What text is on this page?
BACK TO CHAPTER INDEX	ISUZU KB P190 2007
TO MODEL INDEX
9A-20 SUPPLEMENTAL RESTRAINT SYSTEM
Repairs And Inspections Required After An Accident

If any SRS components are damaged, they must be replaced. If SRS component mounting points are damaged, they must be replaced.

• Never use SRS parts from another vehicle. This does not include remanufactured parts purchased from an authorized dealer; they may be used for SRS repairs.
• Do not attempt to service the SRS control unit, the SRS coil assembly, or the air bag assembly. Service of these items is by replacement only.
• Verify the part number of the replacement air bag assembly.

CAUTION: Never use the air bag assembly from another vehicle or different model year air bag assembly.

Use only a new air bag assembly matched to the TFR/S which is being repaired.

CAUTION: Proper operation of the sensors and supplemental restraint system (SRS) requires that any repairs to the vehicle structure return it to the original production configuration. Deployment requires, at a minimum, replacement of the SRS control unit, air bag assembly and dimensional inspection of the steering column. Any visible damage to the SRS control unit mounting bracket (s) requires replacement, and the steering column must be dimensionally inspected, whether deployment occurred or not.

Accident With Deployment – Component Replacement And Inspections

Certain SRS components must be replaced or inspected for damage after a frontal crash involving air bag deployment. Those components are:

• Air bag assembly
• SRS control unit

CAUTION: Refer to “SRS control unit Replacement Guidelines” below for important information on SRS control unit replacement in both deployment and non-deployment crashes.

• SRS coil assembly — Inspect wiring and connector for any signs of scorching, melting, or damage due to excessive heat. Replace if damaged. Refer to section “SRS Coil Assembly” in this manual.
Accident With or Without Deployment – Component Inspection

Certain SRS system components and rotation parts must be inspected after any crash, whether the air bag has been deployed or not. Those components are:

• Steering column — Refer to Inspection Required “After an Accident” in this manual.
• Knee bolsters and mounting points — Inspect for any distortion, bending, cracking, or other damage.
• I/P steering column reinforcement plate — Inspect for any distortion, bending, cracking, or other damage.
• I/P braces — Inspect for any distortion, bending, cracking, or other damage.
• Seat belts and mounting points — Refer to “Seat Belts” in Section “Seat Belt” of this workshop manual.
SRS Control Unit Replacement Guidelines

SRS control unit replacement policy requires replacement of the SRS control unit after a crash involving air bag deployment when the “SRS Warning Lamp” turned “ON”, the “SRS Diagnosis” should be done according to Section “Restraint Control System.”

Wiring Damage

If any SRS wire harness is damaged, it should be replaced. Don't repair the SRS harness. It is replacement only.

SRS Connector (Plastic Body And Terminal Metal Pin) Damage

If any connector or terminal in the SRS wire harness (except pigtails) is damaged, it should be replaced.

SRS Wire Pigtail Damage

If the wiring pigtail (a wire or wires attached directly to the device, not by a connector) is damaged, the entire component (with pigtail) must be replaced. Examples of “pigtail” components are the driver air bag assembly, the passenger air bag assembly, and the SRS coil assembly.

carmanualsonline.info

*****

* _Your task_
Restate the listing above word for word.

* _Correct result_
What text is on this page?
BACK TO CHAPTER INDEX	ISUZU KB P190 2007
TO MODEL INDEX
9A-20 SUPPLEMENTAL RESTRAINT SYSTEM
Repairs And Inspections Required After An Accident

If any SRS components are damaged, they must be replaced. If SRS component mounting points are damaged, they must be replaced.

• Never use SRS parts from another vehicle. This does not include remanufactured parts purchased from an authorized dealer; they may be used for SRS repairs.
• Do not attempt to service the SRS control unit, the SRS coil assembly, or the air bag assembly. Service of these items is by replacement only.
• Verify the part number of the replacement air bag assembly.

CAUTION: Never use the air bag assembly from another vehicle or different model year air bag assembly.

Use only a new air bag assembly matched to the TFR/S which is being repaired.

CAUTION: Proper operation of the sensors and supplemental restraint system (SRS) requires that any repairs to the vehicle structure return it to the original production configuration. Deployment requires, at a minimum, replacement of the SRS control unit, air bag assembly and dimensional inspection of the steering column. Any visible damage to the SRS control unit mounting bracket (s) requires replacement, and the steering column must be dimensionally inspected, whether deployment occurred or not.

Accident With Deployment – Component Replacement And Inspections

Certain SRS components must be replaced or inspected for damage after a frontal crash involving air bag deployment. Those components are:

• Air bag assembly
• SRS control unit

CAUTION: Refer to “SRS control unit Replacement Guidelines” below for important information on SRS control unit replacement in both deployment and non-deployment crashes.

• SRS coil assembly — Inspect wiring and connector for any signs of scorching, melting, or damage due to excessive heat. Replace if damaged. Refer to section “SRS Coil Assembly” in this manual.
Accident With or Without Deployment – Component Inspection

Certain SRS system components and rotation parts must be inspected after any crash, whether the air bag has been deployed or not. Those components are:

• Steering column — Refer to Inspection Required “After an Accident” in this manual.
• Knee bolsters and mounting points — Inspect for any distortion, bending, cracking, or other damage.
• I/P steering column reinforcement plate — Inspect for any distortion, bending, cracking, or other damage.
• I/P braces — Inspect for any distortion, bending, cracking, or other damage.
• Seat belts and mounting points — Refer to “Seat Belts” in Section “Seat Belt” of this workshop manual.
SRS Control Unit Replacement Guidelines

SRS control unit replacement policy requires replacement of the SRS control unit after a crash involving air bag deployment when the “SRS Warning Lamp” turned “ON”, the “SRS Diagnosis” should be done according to Section “Restraint Control System.”

Wiring Damage

If any SRS wire harness is damaged, it should be replaced. Don't repair the SRS harness. It is replacement only.

SRS Connector (Plastic Body And Terminal Metal Pin) Damage

If any connector or terminal in the SRS wire harness (except pigtails) is damaged, it should be replaced.

SRS Wire Pigtail Damage

If the wiring pigtail (a wire or wires attached directly to the device, not by a connector) is damaged, the entire component (with pigtail) must be replaced. Examples of “pigtail” components are the driver air bag assembly, the passenger air bag assembly, and the SRS coil assembly.

carmanualsonline.info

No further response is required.